(Dataset records)
#####

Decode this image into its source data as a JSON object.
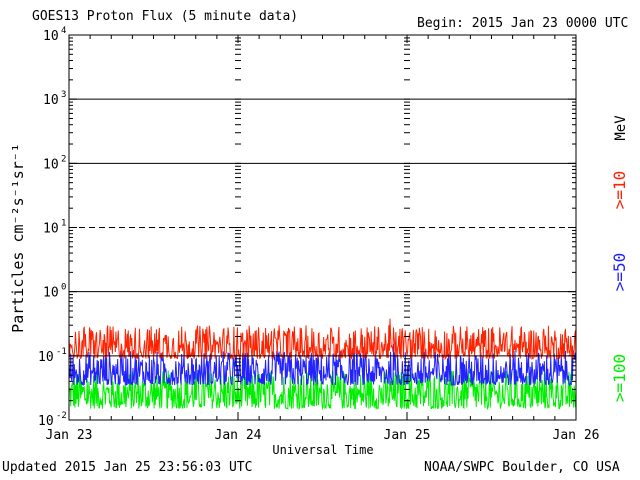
{
  "header": {
    "title": "GOES13 Proton Flux (5 minute data)",
    "begin": "Begin: 2015 Jan 23 0000 UTC"
  },
  "footer": {
    "updated": "Updated 2015 Jan 25 23:56:03 UTC",
    "credit": "NOAA/SWPC Boulder, CO USA"
  },
  "chart_data": {
    "type": "line",
    "title": "GOES13 Proton Flux (5 minute data)",
    "xlabel": "Universal Time",
    "ylabel": "Particles cm⁻²s⁻¹sr⁻¹",
    "yscale": "log",
    "ylim": [
      0.01,
      10000
    ],
    "xlim": [
      "Jan 23",
      "Jan 26"
    ],
    "x_tick_labels": [
      "Jan 23",
      "Jan 24",
      "Jan 25",
      "Jan 26"
    ],
    "y_ticks": [
      {
        "value": 10000,
        "base": "10",
        "exp": "4"
      },
      {
        "value": 1000,
        "base": "10",
        "exp": "3"
      },
      {
        "value": 100,
        "base": "10",
        "exp": "2"
      },
      {
        "value": 10,
        "base": "10",
        "exp": "1"
      },
      {
        "value": 1,
        "base": "10",
        "exp": "0"
      },
      {
        "value": 0.1,
        "base": "10",
        "exp": "-1"
      },
      {
        "value": 0.01,
        "base": "10",
        "exp": "-2"
      }
    ],
    "reference_lines": [
      {
        "value": 1000,
        "style": "solid"
      },
      {
        "value": 100,
        "style": "solid"
      },
      {
        "value": 10,
        "style": "dashed"
      },
      {
        "value": 1,
        "style": "solid"
      },
      {
        "value": 0.1,
        "style": "solid"
      }
    ],
    "energy_unit_label": "MeV",
    "series": [
      {
        "name": ">=10",
        "color": "#ff2200",
        "typical_range": [
          0.09,
          0.3
        ]
      },
      {
        "name": ">=50",
        "color": "#2222ff",
        "typical_range": [
          0.035,
          0.12
        ]
      },
      {
        "name": ">=100",
        "color": "#00ee00",
        "typical_range": [
          0.015,
          0.06
        ]
      }
    ]
  }
}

#####

SET EXERCISE
Make an exact copy of the data, leaving its pictures out.

TASK RESPONSE
Decode this image into its source data as a JSON object.
{
  "header": {
    "title": "GOES13 Proton Flux (5 minute data)",
    "begin": "Begin: 2015 Jan 23 0000 UTC"
  },
  "footer": {
    "updated": "Updated 2015 Jan 25 23:56:03 UTC",
    "credit": "NOAA/SWPC Boulder, CO USA"
  },
  "chart_data": {
    "type": "line",
    "title": "GOES13 Proton Flux (5 minute data)",
    "xlabel": "Universal Time",
    "ylabel": "Particles cm⁻²s⁻¹sr⁻¹",
    "yscale": "log",
    "ylim": [
      0.01,
      10000
    ],
    "xlim": [
      "Jan 23",
      "Jan 26"
    ],
    "x_tick_labels": [
      "Jan 23",
      "Jan 24",
      "Jan 25",
      "Jan 26"
    ],
    "y_ticks": [
      {
        "value": 10000,
        "base": "10",
        "exp": "4"
      },
      {
        "value": 1000,
        "base": "10",
        "exp": "3"
      },
      {
        "value": 100,
        "base": "10",
        "exp": "2"
      },
      {
        "value": 10,
        "base": "10",
        "exp": "1"
      },
      {
        "value": 1,
        "base": "10",
        "exp": "0"
      },
      {
        "value": 0.1,
        "base": "10",
        "exp": "-1"
      },
      {
        "value": 0.01,
        "base": "10",
        "exp": "-2"
      }
    ],
    "reference_lines": [
      {
        "value": 1000,
        "style": "solid"
      },
      {
        "value": 100,
        "style": "solid"
      },
      {
        "value": 10,
        "style": "dashed"
      },
      {
        "value": 1,
        "style": "solid"
      },
      {
        "value": 0.1,
        "style": "solid"
      }
    ],
    "energy_unit_label": "MeV",
    "series": [
      {
        "name": ">=10",
        "color": "#ff2200",
        "typical_range": [
          0.09,
          0.3
        ]
      },
      {
        "name": ">=50",
        "color": "#2222ff",
        "typical_range": [
          0.035,
          0.12
        ]
      },
      {
        "name": ">=100",
        "color": "#00ee00",
        "typical_range": [
          0.015,
          0.06
        ]
      }
    ]
  }
}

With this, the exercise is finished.